Set exercise: Reproduce the entries verbatim, from the first line through the line that contains "140, 654, 396)", including that line.

Exercise data:

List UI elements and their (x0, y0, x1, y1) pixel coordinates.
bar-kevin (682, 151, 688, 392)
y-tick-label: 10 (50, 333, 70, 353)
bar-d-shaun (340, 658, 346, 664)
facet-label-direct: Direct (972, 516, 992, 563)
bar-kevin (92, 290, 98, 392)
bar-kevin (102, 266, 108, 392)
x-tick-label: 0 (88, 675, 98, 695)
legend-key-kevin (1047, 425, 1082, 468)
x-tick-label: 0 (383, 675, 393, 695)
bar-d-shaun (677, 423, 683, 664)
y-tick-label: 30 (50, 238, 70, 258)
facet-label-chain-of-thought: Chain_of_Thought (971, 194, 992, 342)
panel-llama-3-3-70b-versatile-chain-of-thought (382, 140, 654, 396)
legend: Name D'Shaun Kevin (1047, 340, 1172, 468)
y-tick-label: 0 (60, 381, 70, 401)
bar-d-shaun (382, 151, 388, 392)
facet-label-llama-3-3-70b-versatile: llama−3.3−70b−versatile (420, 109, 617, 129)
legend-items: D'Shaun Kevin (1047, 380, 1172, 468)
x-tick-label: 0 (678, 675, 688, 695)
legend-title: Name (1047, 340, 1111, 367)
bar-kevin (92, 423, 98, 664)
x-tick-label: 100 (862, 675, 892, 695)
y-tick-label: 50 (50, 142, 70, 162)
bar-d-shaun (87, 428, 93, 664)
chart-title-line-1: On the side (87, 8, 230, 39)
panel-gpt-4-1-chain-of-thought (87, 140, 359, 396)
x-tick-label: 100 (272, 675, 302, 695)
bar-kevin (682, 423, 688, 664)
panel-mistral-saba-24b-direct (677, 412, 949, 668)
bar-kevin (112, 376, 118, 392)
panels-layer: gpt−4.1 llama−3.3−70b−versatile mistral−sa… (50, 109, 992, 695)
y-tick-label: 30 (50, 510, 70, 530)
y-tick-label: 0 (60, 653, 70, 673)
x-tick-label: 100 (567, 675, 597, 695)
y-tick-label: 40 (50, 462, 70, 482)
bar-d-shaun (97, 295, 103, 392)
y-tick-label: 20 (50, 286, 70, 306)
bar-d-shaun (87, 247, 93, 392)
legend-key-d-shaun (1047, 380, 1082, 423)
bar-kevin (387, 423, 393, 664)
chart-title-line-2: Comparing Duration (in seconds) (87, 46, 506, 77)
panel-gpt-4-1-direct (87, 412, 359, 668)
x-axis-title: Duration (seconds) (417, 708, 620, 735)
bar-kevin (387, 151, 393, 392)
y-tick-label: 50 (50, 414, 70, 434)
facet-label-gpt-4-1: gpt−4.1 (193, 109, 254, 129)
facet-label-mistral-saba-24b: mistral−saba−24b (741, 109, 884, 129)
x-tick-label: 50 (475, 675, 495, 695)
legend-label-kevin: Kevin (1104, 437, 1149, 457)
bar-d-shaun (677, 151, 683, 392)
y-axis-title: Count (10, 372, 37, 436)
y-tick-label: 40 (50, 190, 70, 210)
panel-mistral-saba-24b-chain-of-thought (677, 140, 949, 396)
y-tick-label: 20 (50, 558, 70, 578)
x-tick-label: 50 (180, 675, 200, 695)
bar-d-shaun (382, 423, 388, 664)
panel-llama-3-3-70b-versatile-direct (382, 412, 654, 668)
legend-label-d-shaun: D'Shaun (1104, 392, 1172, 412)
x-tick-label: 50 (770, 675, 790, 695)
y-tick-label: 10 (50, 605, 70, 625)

Finished exercise:
List UI elements and their (x0, y0, x1, y1) pixel coordinates.
bar-kevin (682, 151, 688, 392)
y-tick-label: 10 (50, 333, 70, 353)
bar-d-shaun (340, 658, 346, 664)
facet-label-direct: Direct (972, 516, 992, 563)
bar-kevin (92, 290, 98, 392)
bar-kevin (102, 266, 108, 392)
x-tick-label: 0 (88, 675, 98, 695)
legend-key-kevin (1047, 425, 1082, 468)
x-tick-label: 0 (383, 675, 393, 695)
bar-d-shaun (677, 423, 683, 664)
y-tick-label: 30 (50, 238, 70, 258)
facet-label-chain-of-thought: Chain_of_Thought (971, 194, 992, 342)
panel-llama-3-3-70b-versatile-chain-of-thought (382, 140, 654, 396)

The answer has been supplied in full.